▶ Data extracted from a collection:
_ _ _ _ _

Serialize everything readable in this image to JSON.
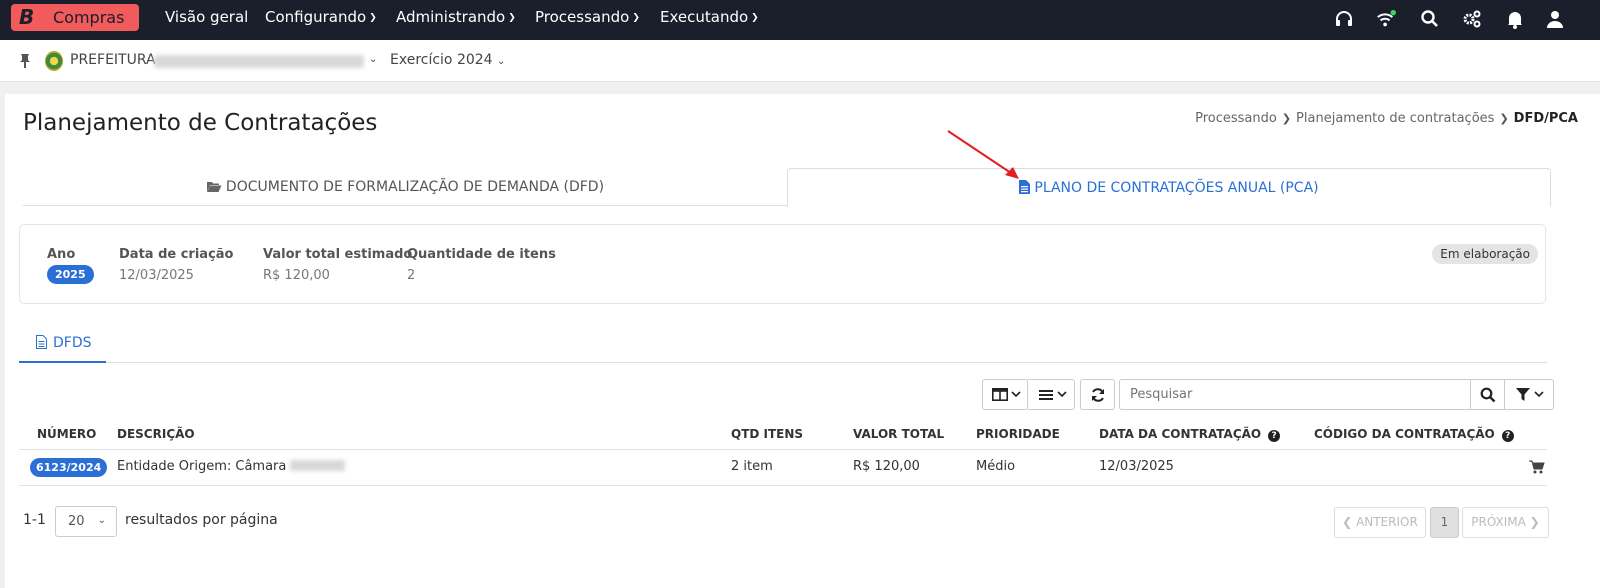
{
  "app": {
    "brand_letter": "B",
    "brand_name": "Compras"
  },
  "nav": {
    "items": [
      {
        "label": "Visão geral",
        "has_caret": false
      },
      {
        "label": "Configurando",
        "has_caret": true
      },
      {
        "label": "Administrando",
        "has_caret": true
      },
      {
        "label": "Processando",
        "has_caret": true
      },
      {
        "label": "Executando",
        "has_caret": true
      }
    ],
    "icons": [
      "headset-icon",
      "wifi-icon",
      "search-icon",
      "gears-icon",
      "bell-icon",
      "user-icon"
    ]
  },
  "context": {
    "org_prefix": "PREFEITURA",
    "exercise": "Exercício 2024"
  },
  "page": {
    "title": "Planejamento de Contratações",
    "breadcrumb": [
      "Processando",
      "Planejamento de contratações",
      "DFD/PCA"
    ]
  },
  "tabs": {
    "dfd": "DOCUMENTO DE FORMALIZAÇÃO DE DEMANDA (DFD)",
    "pca": "PLANO DE CONTRATAÇÕES ANUAL (PCA)"
  },
  "summary": {
    "year_label": "Ano",
    "year_value": "2025",
    "created_label": "Data de criação",
    "created_value": "12/03/2025",
    "total_label": "Valor total estimado",
    "total_value": "R$ 120,00",
    "qty_label": "Quantidade de itens",
    "qty_value": "2",
    "status": "Em elaboração"
  },
  "subtab": {
    "label": "DFDS"
  },
  "search": {
    "placeholder": "Pesquisar"
  },
  "table": {
    "headers": {
      "numero": "NÚMERO",
      "descricao": "DESCRIÇÃO",
      "qtd": "QTD ITENS",
      "valor": "VALOR TOTAL",
      "prioridade": "PRIORIDADE",
      "data": "DATA DA CONTRATAÇÃO",
      "codigo": "CÓDIGO DA CONTRATAÇÃO"
    },
    "rows": [
      {
        "numero": "6123/2024",
        "descricao": "Entidade Origem: Câmara",
        "qtd": "2 item",
        "valor": "R$ 120,00",
        "prioridade": "Médio",
        "data": "12/03/2025",
        "codigo": ""
      }
    ]
  },
  "pagination": {
    "range": "1-1",
    "per_page": "20",
    "per_page_label": "resultados por página",
    "prev": "ANTERIOR",
    "current": "1",
    "next": "PRÓXIMA"
  },
  "colors": {
    "topbar": "#1b1e2b",
    "brand": "#f15b5b",
    "accent": "#2a6fd6",
    "arrow": "#e02020"
  }
}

_ _ _ _ _

▶ EXERCISE: List all lines holding the string "prioridade".

▶ FULL ANSWER:
      "prioridade": "PRIORIDADE",
        "prioridade": "Médio",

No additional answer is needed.